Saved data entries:
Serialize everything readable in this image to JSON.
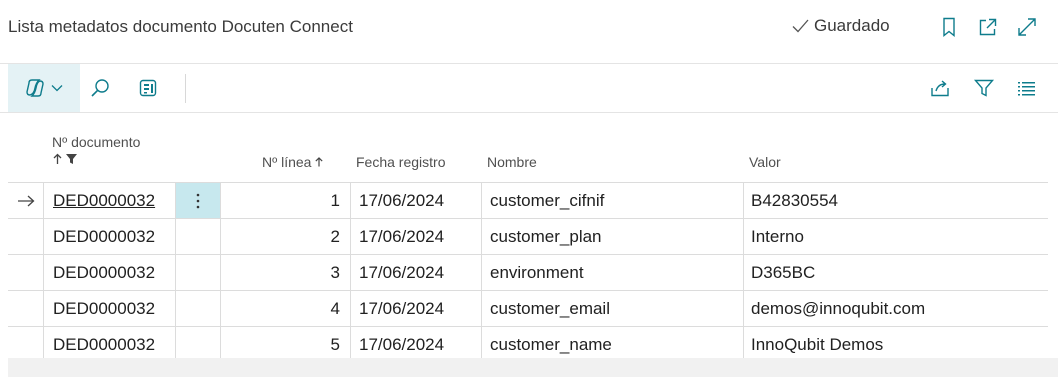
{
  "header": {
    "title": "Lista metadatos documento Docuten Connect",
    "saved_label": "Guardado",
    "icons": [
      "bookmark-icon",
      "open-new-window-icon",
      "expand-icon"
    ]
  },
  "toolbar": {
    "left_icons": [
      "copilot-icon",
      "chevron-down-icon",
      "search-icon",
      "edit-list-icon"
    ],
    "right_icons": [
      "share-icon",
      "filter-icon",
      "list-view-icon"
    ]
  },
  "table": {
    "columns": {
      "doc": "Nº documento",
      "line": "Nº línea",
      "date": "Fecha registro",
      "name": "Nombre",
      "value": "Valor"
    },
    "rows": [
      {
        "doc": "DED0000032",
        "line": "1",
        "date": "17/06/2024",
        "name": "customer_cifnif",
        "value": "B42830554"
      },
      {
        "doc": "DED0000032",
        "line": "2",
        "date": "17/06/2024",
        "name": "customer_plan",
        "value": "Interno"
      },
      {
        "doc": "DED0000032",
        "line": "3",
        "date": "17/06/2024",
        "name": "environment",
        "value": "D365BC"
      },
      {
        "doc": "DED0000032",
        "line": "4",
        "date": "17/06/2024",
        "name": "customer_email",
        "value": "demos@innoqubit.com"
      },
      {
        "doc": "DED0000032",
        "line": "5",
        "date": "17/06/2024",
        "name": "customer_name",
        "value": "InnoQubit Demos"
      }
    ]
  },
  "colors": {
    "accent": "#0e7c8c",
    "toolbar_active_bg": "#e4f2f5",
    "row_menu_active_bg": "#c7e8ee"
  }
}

▶ **Exercise details**: Copy the records above exactly. The pictures are not part of the copy.

▶ **Answer to the problem**:
Serialize everything readable in this image to JSON.
{
  "header": {
    "title": "Lista metadatos documento Docuten Connect",
    "saved_label": "Guardado",
    "icons": [
      "bookmark-icon",
      "open-new-window-icon",
      "expand-icon"
    ]
  },
  "toolbar": {
    "left_icons": [
      "copilot-icon",
      "chevron-down-icon",
      "search-icon",
      "edit-list-icon"
    ],
    "right_icons": [
      "share-icon",
      "filter-icon",
      "list-view-icon"
    ]
  },
  "table": {
    "columns": {
      "doc": "Nº documento",
      "line": "Nº línea",
      "date": "Fecha registro",
      "name": "Nombre",
      "value": "Valor"
    },
    "rows": [
      {
        "doc": "DED0000032",
        "line": "1",
        "date": "17/06/2024",
        "name": "customer_cifnif",
        "value": "B42830554"
      },
      {
        "doc": "DED0000032",
        "line": "2",
        "date": "17/06/2024",
        "name": "customer_plan",
        "value": "Interno"
      },
      {
        "doc": "DED0000032",
        "line": "3",
        "date": "17/06/2024",
        "name": "environment",
        "value": "D365BC"
      },
      {
        "doc": "DED0000032",
        "line": "4",
        "date": "17/06/2024",
        "name": "customer_email",
        "value": "demos@innoqubit.com"
      },
      {
        "doc": "DED0000032",
        "line": "5",
        "date": "17/06/2024",
        "name": "customer_name",
        "value": "InnoQubit Demos"
      }
    ]
  },
  "colors": {
    "accent": "#0e7c8c",
    "toolbar_active_bg": "#e4f2f5",
    "row_menu_active_bg": "#c7e8ee"
  }
}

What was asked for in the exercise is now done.